Exercise description: Retype the records below exactly as they appear, but leave out any pictures.
[start Supplied material]
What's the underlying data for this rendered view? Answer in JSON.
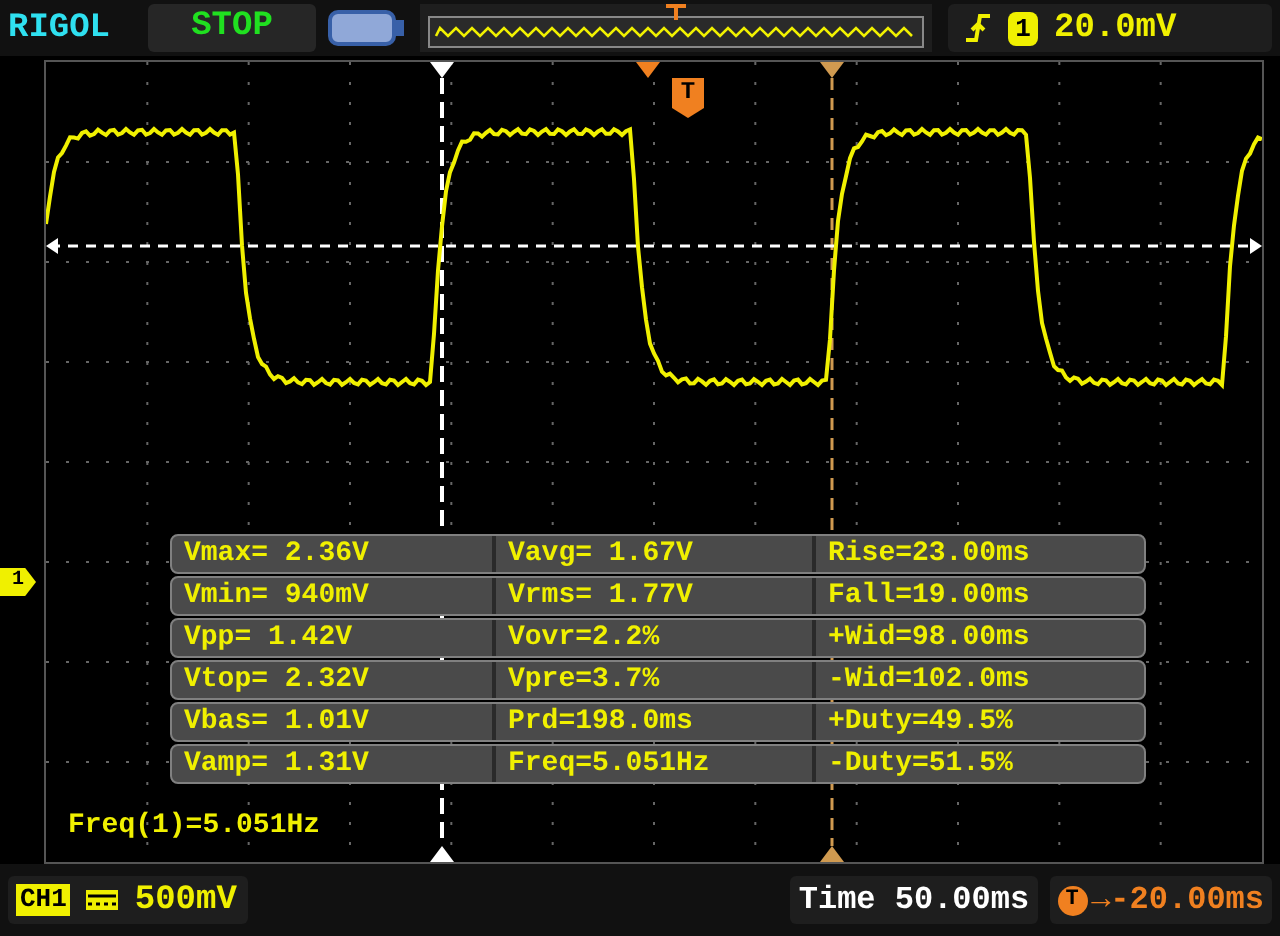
{
  "top_bar": {
    "brand": "RIGOL",
    "run_state": "STOP",
    "trigger": {
      "channel": "1",
      "level": "20.0mV"
    }
  },
  "channel_marker": "1",
  "trigger_marker": "T",
  "measurements": [
    {
      "cells": [
        "Vmax= 2.36V",
        "Vavg= 1.67V",
        "Rise=23.00ms"
      ]
    },
    {
      "cells": [
        "Vmin= 940mV",
        "Vrms= 1.77V",
        "Fall=19.00ms"
      ]
    },
    {
      "cells": [
        "Vpp= 1.42V",
        "Vovr=2.2%",
        "+Wid=98.00ms"
      ]
    },
    {
      "cells": [
        "Vtop= 2.32V",
        "Vpre=3.7%",
        "-Wid=102.0ms"
      ]
    },
    {
      "cells": [
        "Vbas= 1.01V",
        "Prd=198.0ms",
        "+Duty=49.5%"
      ]
    },
    {
      "cells": [
        "Vamp= 1.31V",
        "Freq=5.051Hz",
        "-Duty=51.5%"
      ]
    }
  ],
  "freq_readout": "Freq(1)=5.051Hz",
  "bottom_bar": {
    "channel": "CH1",
    "scale": "500mV",
    "timebase": "Time 50.00ms",
    "trigger_offset": {
      "marker": "T",
      "value": "→-20.00ms"
    }
  }
}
[end Supplied material]
Solved problem:
What's the underlying data for this rendered view? Answer in JSON.
{
  "top_bar": {
    "brand": "RIGOL",
    "run_state": "STOP",
    "trigger": {
      "channel": "1",
      "level": "20.0mV"
    }
  },
  "channel_marker": "1",
  "trigger_marker": "T",
  "measurements": [
    {
      "cells": [
        "Vmax= 2.36V",
        "Vavg= 1.67V",
        "Rise=23.00ms"
      ]
    },
    {
      "cells": [
        "Vmin= 940mV",
        "Vrms= 1.77V",
        "Fall=19.00ms"
      ]
    },
    {
      "cells": [
        "Vpp= 1.42V",
        "Vovr=2.2%",
        "+Wid=98.00ms"
      ]
    },
    {
      "cells": [
        "Vtop= 2.32V",
        "Vpre=3.7%",
        "-Wid=102.0ms"
      ]
    },
    {
      "cells": [
        "Vbas= 1.01V",
        "Prd=198.0ms",
        "+Duty=49.5%"
      ]
    },
    {
      "cells": [
        "Vamp= 1.31V",
        "Freq=5.051Hz",
        "-Duty=51.5%"
      ]
    }
  ],
  "freq_readout": "Freq(1)=5.051Hz",
  "bottom_bar": {
    "channel": "CH1",
    "scale": "500mV",
    "timebase": "Time 50.00ms",
    "trigger_offset": {
      "marker": "T",
      "value": "→-20.00ms"
    }
  }
}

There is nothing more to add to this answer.